#### TEXT UNDER STUDY ####
Ludwig stated that the superior oblique muscle full tendon advancement method could be used in all kinds of superior oblique muscle weakness, including unilateral congenital or bilateral V patterned superior oblique muscle weakness and acquired superior oblique muscle palsy due to head trauma or vascular causes. The cause of congenital superior oblique muscle weakness was mostly observed to be tendon laxity or abnormal insertion. This method ensures that the insertion site of patients with this feature is changed and brought to a more anatomic position. Ludwig indicated that torsional diplopia could be observed postoperatively in some adult patients who had undergone unilateral superior oblique muscle full tendon advancement, but that this situation spontaneously regressed within 10–20 days.15 In the cases involved in our study, no symptoms related to torsional diplopia were observed in the postoperative examination.
Bata et al. stated that both in symmetric and asymmetric bilateral superior oblique muscle palsies, superior oblique muscle full tendon advancement surgery applied using an adjustable suture technique provides the independent control of the vertical and torsional components of the deviation. They indicated that a similar rate of excyclotorsion was observed in the postoperative period with the Harada-Ito procedure; therefore, more incyclotorsion correction was needed during torsional alignment. In their study, the postoperative adjustment was required in 80% of the patients, and they applied a correction with five mm regression or three mm advancement.16 In our series, an intraoperative adjustment was required only in one patient. The reason for this is the determination of the amount of advancement by the traction we applied after disinsertion during the surgery. This procedure seems to eliminate the need for post-surgical adjustment.
#### INFORMATION GIVEN ####
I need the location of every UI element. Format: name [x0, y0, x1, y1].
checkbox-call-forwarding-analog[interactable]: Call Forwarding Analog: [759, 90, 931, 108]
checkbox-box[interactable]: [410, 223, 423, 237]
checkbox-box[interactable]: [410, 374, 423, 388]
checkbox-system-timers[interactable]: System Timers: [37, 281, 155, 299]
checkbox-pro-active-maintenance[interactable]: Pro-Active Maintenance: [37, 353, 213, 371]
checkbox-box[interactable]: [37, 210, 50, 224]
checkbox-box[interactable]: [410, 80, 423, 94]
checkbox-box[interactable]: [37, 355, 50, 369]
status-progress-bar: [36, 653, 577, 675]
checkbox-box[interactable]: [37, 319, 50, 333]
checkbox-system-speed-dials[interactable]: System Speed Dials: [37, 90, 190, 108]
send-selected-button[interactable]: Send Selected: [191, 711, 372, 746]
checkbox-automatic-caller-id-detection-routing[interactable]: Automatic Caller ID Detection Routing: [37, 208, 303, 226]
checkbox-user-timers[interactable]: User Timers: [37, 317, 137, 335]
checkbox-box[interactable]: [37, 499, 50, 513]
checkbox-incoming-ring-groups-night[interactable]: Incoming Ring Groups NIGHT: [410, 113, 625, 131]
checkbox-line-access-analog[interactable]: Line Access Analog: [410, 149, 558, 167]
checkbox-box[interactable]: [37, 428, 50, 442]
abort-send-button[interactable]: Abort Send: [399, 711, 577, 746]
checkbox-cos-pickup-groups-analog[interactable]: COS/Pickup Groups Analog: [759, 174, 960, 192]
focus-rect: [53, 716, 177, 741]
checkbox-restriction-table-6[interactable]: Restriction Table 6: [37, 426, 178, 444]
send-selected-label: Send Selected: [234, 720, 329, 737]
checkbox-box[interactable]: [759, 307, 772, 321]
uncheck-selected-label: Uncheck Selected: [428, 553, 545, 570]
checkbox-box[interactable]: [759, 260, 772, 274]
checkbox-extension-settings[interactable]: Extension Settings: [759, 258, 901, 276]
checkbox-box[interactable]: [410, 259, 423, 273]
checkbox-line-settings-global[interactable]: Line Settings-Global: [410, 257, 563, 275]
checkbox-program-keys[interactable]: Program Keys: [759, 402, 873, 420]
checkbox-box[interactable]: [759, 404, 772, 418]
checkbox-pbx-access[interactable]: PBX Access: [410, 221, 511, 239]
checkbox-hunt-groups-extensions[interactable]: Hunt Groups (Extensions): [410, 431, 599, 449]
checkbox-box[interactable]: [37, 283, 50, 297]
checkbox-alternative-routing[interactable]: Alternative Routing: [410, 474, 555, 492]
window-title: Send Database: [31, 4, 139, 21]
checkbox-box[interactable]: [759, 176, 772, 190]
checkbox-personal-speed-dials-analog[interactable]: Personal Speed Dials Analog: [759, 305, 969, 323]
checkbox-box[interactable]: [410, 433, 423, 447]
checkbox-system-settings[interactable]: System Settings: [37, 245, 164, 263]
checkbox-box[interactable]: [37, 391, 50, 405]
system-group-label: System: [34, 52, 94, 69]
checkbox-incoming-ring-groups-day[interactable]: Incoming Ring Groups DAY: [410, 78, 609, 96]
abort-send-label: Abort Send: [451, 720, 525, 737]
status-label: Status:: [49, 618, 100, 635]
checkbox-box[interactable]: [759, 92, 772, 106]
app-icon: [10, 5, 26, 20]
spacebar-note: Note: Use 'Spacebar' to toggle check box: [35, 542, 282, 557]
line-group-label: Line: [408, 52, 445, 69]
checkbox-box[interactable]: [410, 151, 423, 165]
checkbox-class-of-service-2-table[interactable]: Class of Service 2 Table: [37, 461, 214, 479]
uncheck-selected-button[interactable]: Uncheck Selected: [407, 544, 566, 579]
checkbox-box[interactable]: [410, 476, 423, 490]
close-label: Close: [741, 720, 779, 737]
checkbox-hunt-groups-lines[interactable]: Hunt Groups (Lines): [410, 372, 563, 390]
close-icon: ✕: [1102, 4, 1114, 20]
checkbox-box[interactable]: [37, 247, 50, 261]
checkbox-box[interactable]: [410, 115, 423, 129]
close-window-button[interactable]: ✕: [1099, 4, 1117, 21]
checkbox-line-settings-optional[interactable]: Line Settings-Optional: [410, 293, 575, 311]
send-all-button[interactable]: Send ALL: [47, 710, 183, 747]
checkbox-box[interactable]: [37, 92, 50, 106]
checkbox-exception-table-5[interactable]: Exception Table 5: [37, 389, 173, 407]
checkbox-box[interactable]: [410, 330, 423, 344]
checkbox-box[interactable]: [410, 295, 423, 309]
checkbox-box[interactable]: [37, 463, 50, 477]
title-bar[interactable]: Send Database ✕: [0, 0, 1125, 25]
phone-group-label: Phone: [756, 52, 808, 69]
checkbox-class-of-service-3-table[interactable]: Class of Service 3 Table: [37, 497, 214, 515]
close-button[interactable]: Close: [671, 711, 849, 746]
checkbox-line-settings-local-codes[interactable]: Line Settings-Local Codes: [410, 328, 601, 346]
####
▶ [WORK INSTRUCTIONS]:
(A) Answer these questions using the text on superior oblique tendon advancement:
(i) According to Ludwig, within how many days did postoperative torsional diplopia regress on its own?
(ii) In the study by Bata et al., what percentage of patients required postoperative adjustment?
(iii) In the authors' series, how many patients required an intraoperative adjustment?
(B) Continue the text on superior oblique tendon advancement, beginning after its final sentence.

▶ [RESULTS]:
(A)
(i) 10–20 days
(ii) 80%
(iii) One patient

(B)
In one of our studies; we investigated the effectiveness and safety of disinsertion-distal myectomy and tucking of the inferior oblique muscle in patients with unilateral long-standing superior oblique muscle palsy and secondary inferior oblique muscle overaction. This technique was safe, simple, and effective. However, in cases with a high vertical deviation in the primary position, inferior oblique muscle weakening surgery alone is not sufficient and süperior oblique muscle strengthening surgery is required. According to Hatz et all isolated inferior oblique muscle weakening is an effective treatment option for superior oblique palsy up to 15 PD of vertical deviation in primary position. Two-muscle surgery should be reserved for patients with larger vertical deviations.17–18
In this study, the degrees of torsion, inferior oblique muscle hyperfunction, superior oblique muscle hypofunction, and the amount of vertical deviation in the primary position were examined preoperative and postoperative periods. The difference between them was found to be statistically significant (p < 0.01).
Surgical complications such as orbital cellulitis, endophthalmitis, scleral perforation, and Iatrogenic Brown Syndrome did not develop due to the low traumatic effect of our method.
The conducted studies demonstrate that the surgical method to be performed in superior oblique muscle palsy should be selected according to the condition of the patient and the experience of the surgeon.14,15,19,20 The short-term results of the methods we performed are satisfactory. However, studies with more cases and longer-term are needed.